◆ **Task requirements**
Write out all of the entries that follow, word for word, but skip the pictures.

-- begin Stored records --

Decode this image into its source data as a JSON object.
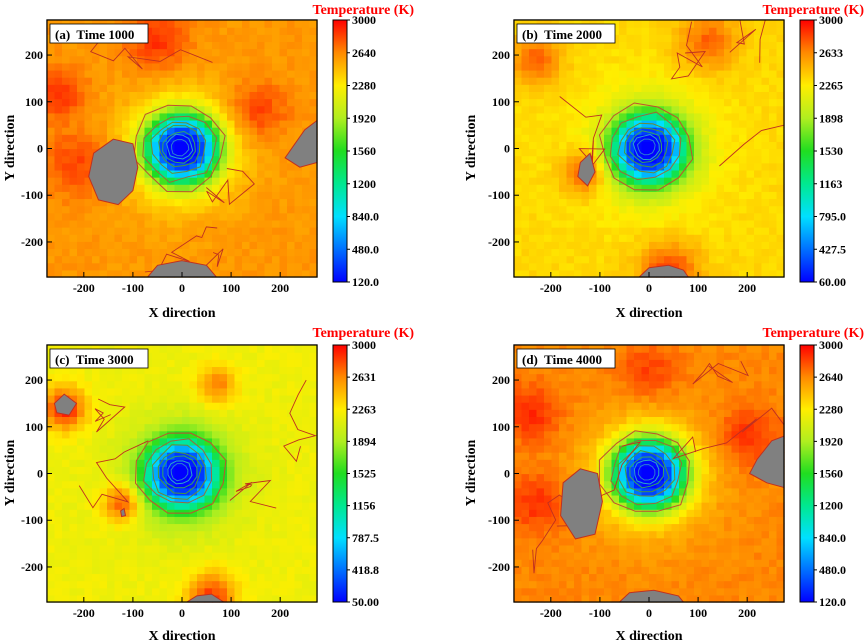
{
  "chart_data": [
    {
      "type": "heatmap",
      "panel_label": "(a)  Time 1000",
      "xlabel": "X direction",
      "ylabel": "Y direction",
      "colorbar_title": "Temperature (K)",
      "xlim": [
        -275,
        275
      ],
      "ylim": [
        -275,
        275
      ],
      "xticks": [
        -200,
        -100,
        0,
        100,
        200
      ],
      "yticks": [
        -200,
        -100,
        0,
        100,
        200
      ],
      "colorbar_range": [
        120,
        3000
      ],
      "colorbar_ticks": [
        "3000",
        "2640",
        "2280",
        "1920",
        "1560",
        "1200",
        "840.0",
        "480.0",
        "120.0"
      ],
      "center_value": 120,
      "background_value": 2600,
      "hot_regions": [
        [
          -250,
          120,
          50,
          2900
        ],
        [
          -50,
          230,
          60,
          2900
        ],
        [
          150,
          80,
          60,
          2900
        ],
        [
          -210,
          -30,
          70,
          2850
        ]
      ],
      "gray_regions": [
        [
          [
            -180,
            -10
          ],
          [
            -140,
            20
          ],
          [
            -100,
            10
          ],
          [
            -90,
            -40
          ],
          [
            -100,
            -90
          ],
          [
            -130,
            -120
          ],
          [
            -170,
            -110
          ],
          [
            -190,
            -60
          ]
        ],
        [
          [
            230,
            10
          ],
          [
            250,
            40
          ],
          [
            275,
            60
          ],
          [
            275,
            -30
          ],
          [
            240,
            -40
          ],
          [
            210,
            -20
          ]
        ],
        [
          [
            -70,
            -275
          ],
          [
            -50,
            -250
          ],
          [
            0,
            -240
          ],
          [
            50,
            -250
          ],
          [
            70,
            -275
          ]
        ]
      ]
    },
    {
      "type": "heatmap",
      "panel_label": "(b)  Time 2000",
      "xlabel": "X direction",
      "ylabel": "Y direction",
      "colorbar_title": "Temperature (K)",
      "xlim": [
        -275,
        275
      ],
      "ylim": [
        -275,
        275
      ],
      "xticks": [
        -200,
        -100,
        0,
        100,
        200
      ],
      "yticks": [
        -200,
        -100,
        0,
        100,
        200
      ],
      "colorbar_range": [
        60,
        3000
      ],
      "colorbar_ticks": [
        "3000",
        "2633",
        "2265",
        "1898",
        "1530",
        "1163",
        "795.0",
        "427.5",
        "60.00"
      ],
      "center_value": 60,
      "background_value": 2350,
      "hot_regions": [
        [
          -130,
          -50,
          45,
          2900
        ],
        [
          -230,
          190,
          50,
          2750
        ],
        [
          120,
          230,
          60,
          2750
        ],
        [
          40,
          -260,
          60,
          2850
        ]
      ],
      "gray_regions": [
        [
          [
            -140,
            -30
          ],
          [
            -120,
            -10
          ],
          [
            -110,
            -50
          ],
          [
            -125,
            -80
          ],
          [
            -145,
            -60
          ]
        ],
        [
          [
            -20,
            -275
          ],
          [
            0,
            -255
          ],
          [
            40,
            -250
          ],
          [
            70,
            -260
          ],
          [
            80,
            -275
          ]
        ]
      ]
    },
    {
      "type": "heatmap",
      "panel_label": "(c)  Time 3000",
      "xlabel": "X direction",
      "ylabel": "Y direction",
      "colorbar_title": "Temperature (K)",
      "xlim": [
        -275,
        275
      ],
      "ylim": [
        -275,
        275
      ],
      "xticks": [
        -200,
        -100,
        0,
        100,
        200
      ],
      "yticks": [
        -200,
        -100,
        0,
        100,
        200
      ],
      "colorbar_range": [
        50,
        3000
      ],
      "colorbar_ticks": [
        "3000",
        "2631",
        "2263",
        "1894",
        "1525",
        "1156",
        "787.5",
        "418.8",
        "50.00"
      ],
      "center_value": 50,
      "background_value": 2200,
      "hot_regions": [
        [
          -240,
          140,
          45,
          2950
        ],
        [
          -120,
          -60,
          40,
          2900
        ],
        [
          70,
          190,
          40,
          2700
        ],
        [
          60,
          -260,
          50,
          2850
        ]
      ],
      "gray_regions": [
        [
          [
            -260,
            150
          ],
          [
            -240,
            170
          ],
          [
            -215,
            150
          ],
          [
            -230,
            125
          ],
          [
            -255,
            130
          ]
        ],
        [
          [
            -125,
            -80
          ],
          [
            -118,
            -75
          ],
          [
            -115,
            -90
          ],
          [
            -123,
            -92
          ]
        ],
        [
          [
            10,
            -275
          ],
          [
            30,
            -262
          ],
          [
            60,
            -258
          ],
          [
            85,
            -275
          ]
        ]
      ]
    },
    {
      "type": "heatmap",
      "panel_label": "(d)  Time 4000",
      "xlabel": "X direction",
      "ylabel": "Y direction",
      "colorbar_title": "Temperature (K)",
      "xlim": [
        -275,
        275
      ],
      "ylim": [
        -275,
        275
      ],
      "xticks": [
        -200,
        -100,
        0,
        100,
        200
      ],
      "yticks": [
        -200,
        -100,
        0,
        100,
        200
      ],
      "colorbar_range": [
        120,
        3000
      ],
      "colorbar_ticks": [
        "3000",
        "2640",
        "2280",
        "1920",
        "1560",
        "1200",
        "840.0",
        "480.0",
        "120.0"
      ],
      "center_value": 120,
      "background_value": 2650,
      "hot_regions": [
        [
          -240,
          130,
          60,
          2900
        ],
        [
          0,
          220,
          60,
          2850
        ],
        [
          200,
          80,
          60,
          2900
        ],
        [
          -230,
          -60,
          60,
          2900
        ]
      ],
      "gray_regions": [
        [
          [
            -175,
            -20
          ],
          [
            -140,
            10
          ],
          [
            -105,
            0
          ],
          [
            -95,
            -60
          ],
          [
            -110,
            -130
          ],
          [
            -150,
            -140
          ],
          [
            -180,
            -90
          ]
        ],
        [
          [
            220,
            30
          ],
          [
            250,
            70
          ],
          [
            275,
            80
          ],
          [
            275,
            -30
          ],
          [
            240,
            -20
          ],
          [
            205,
            0
          ]
        ],
        [
          [
            -60,
            -275
          ],
          [
            -40,
            -255
          ],
          [
            10,
            -250
          ],
          [
            60,
            -262
          ],
          [
            70,
            -275
          ]
        ]
      ]
    }
  ]
}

-- end Stored records --

◆ **Completed exercise**
Decode this image into its source data as a JSON object.
{
  "chart_data": [
    {
      "type": "heatmap",
      "panel_label": "(a)  Time 1000",
      "xlabel": "X direction",
      "ylabel": "Y direction",
      "colorbar_title": "Temperature (K)",
      "xlim": [
        -275,
        275
      ],
      "ylim": [
        -275,
        275
      ],
      "xticks": [
        -200,
        -100,
        0,
        100,
        200
      ],
      "yticks": [
        -200,
        -100,
        0,
        100,
        200
      ],
      "colorbar_range": [
        120,
        3000
      ],
      "colorbar_ticks": [
        "3000",
        "2640",
        "2280",
        "1920",
        "1560",
        "1200",
        "840.0",
        "480.0",
        "120.0"
      ],
      "center_value": 120,
      "background_value": 2600,
      "hot_regions": [
        [
          -250,
          120,
          50,
          2900
        ],
        [
          -50,
          230,
          60,
          2900
        ],
        [
          150,
          80,
          60,
          2900
        ],
        [
          -210,
          -30,
          70,
          2850
        ]
      ],
      "gray_regions": [
        [
          [
            -180,
            -10
          ],
          [
            -140,
            20
          ],
          [
            -100,
            10
          ],
          [
            -90,
            -40
          ],
          [
            -100,
            -90
          ],
          [
            -130,
            -120
          ],
          [
            -170,
            -110
          ],
          [
            -190,
            -60
          ]
        ],
        [
          [
            230,
            10
          ],
          [
            250,
            40
          ],
          [
            275,
            60
          ],
          [
            275,
            -30
          ],
          [
            240,
            -40
          ],
          [
            210,
            -20
          ]
        ],
        [
          [
            -70,
            -275
          ],
          [
            -50,
            -250
          ],
          [
            0,
            -240
          ],
          [
            50,
            -250
          ],
          [
            70,
            -275
          ]
        ]
      ]
    },
    {
      "type": "heatmap",
      "panel_label": "(b)  Time 2000",
      "xlabel": "X direction",
      "ylabel": "Y direction",
      "colorbar_title": "Temperature (K)",
      "xlim": [
        -275,
        275
      ],
      "ylim": [
        -275,
        275
      ],
      "xticks": [
        -200,
        -100,
        0,
        100,
        200
      ],
      "yticks": [
        -200,
        -100,
        0,
        100,
        200
      ],
      "colorbar_range": [
        60,
        3000
      ],
      "colorbar_ticks": [
        "3000",
        "2633",
        "2265",
        "1898",
        "1530",
        "1163",
        "795.0",
        "427.5",
        "60.00"
      ],
      "center_value": 60,
      "background_value": 2350,
      "hot_regions": [
        [
          -130,
          -50,
          45,
          2900
        ],
        [
          -230,
          190,
          50,
          2750
        ],
        [
          120,
          230,
          60,
          2750
        ],
        [
          40,
          -260,
          60,
          2850
        ]
      ],
      "gray_regions": [
        [
          [
            -140,
            -30
          ],
          [
            -120,
            -10
          ],
          [
            -110,
            -50
          ],
          [
            -125,
            -80
          ],
          [
            -145,
            -60
          ]
        ],
        [
          [
            -20,
            -275
          ],
          [
            0,
            -255
          ],
          [
            40,
            -250
          ],
          [
            70,
            -260
          ],
          [
            80,
            -275
          ]
        ]
      ]
    },
    {
      "type": "heatmap",
      "panel_label": "(c)  Time 3000",
      "xlabel": "X direction",
      "ylabel": "Y direction",
      "colorbar_title": "Temperature (K)",
      "xlim": [
        -275,
        275
      ],
      "ylim": [
        -275,
        275
      ],
      "xticks": [
        -200,
        -100,
        0,
        100,
        200
      ],
      "yticks": [
        -200,
        -100,
        0,
        100,
        200
      ],
      "colorbar_range": [
        50,
        3000
      ],
      "colorbar_ticks": [
        "3000",
        "2631",
        "2263",
        "1894",
        "1525",
        "1156",
        "787.5",
        "418.8",
        "50.00"
      ],
      "center_value": 50,
      "background_value": 2200,
      "hot_regions": [
        [
          -240,
          140,
          45,
          2950
        ],
        [
          -120,
          -60,
          40,
          2900
        ],
        [
          70,
          190,
          40,
          2700
        ],
        [
          60,
          -260,
          50,
          2850
        ]
      ],
      "gray_regions": [
        [
          [
            -260,
            150
          ],
          [
            -240,
            170
          ],
          [
            -215,
            150
          ],
          [
            -230,
            125
          ],
          [
            -255,
            130
          ]
        ],
        [
          [
            -125,
            -80
          ],
          [
            -118,
            -75
          ],
          [
            -115,
            -90
          ],
          [
            -123,
            -92
          ]
        ],
        [
          [
            10,
            -275
          ],
          [
            30,
            -262
          ],
          [
            60,
            -258
          ],
          [
            85,
            -275
          ]
        ]
      ]
    },
    {
      "type": "heatmap",
      "panel_label": "(d)  Time 4000",
      "xlabel": "X direction",
      "ylabel": "Y direction",
      "colorbar_title": "Temperature (K)",
      "xlim": [
        -275,
        275
      ],
      "ylim": [
        -275,
        275
      ],
      "xticks": [
        -200,
        -100,
        0,
        100,
        200
      ],
      "yticks": [
        -200,
        -100,
        0,
        100,
        200
      ],
      "colorbar_range": [
        120,
        3000
      ],
      "colorbar_ticks": [
        "3000",
        "2640",
        "2280",
        "1920",
        "1560",
        "1200",
        "840.0",
        "480.0",
        "120.0"
      ],
      "center_value": 120,
      "background_value": 2650,
      "hot_regions": [
        [
          -240,
          130,
          60,
          2900
        ],
        [
          0,
          220,
          60,
          2850
        ],
        [
          200,
          80,
          60,
          2900
        ],
        [
          -230,
          -60,
          60,
          2900
        ]
      ],
      "gray_regions": [
        [
          [
            -175,
            -20
          ],
          [
            -140,
            10
          ],
          [
            -105,
            0
          ],
          [
            -95,
            -60
          ],
          [
            -110,
            -130
          ],
          [
            -150,
            -140
          ],
          [
            -180,
            -90
          ]
        ],
        [
          [
            220,
            30
          ],
          [
            250,
            70
          ],
          [
            275,
            80
          ],
          [
            275,
            -30
          ],
          [
            240,
            -20
          ],
          [
            205,
            0
          ]
        ],
        [
          [
            -60,
            -275
          ],
          [
            -40,
            -255
          ],
          [
            10,
            -250
          ],
          [
            60,
            -262
          ],
          [
            70,
            -275
          ]
        ]
      ]
    }
  ]
}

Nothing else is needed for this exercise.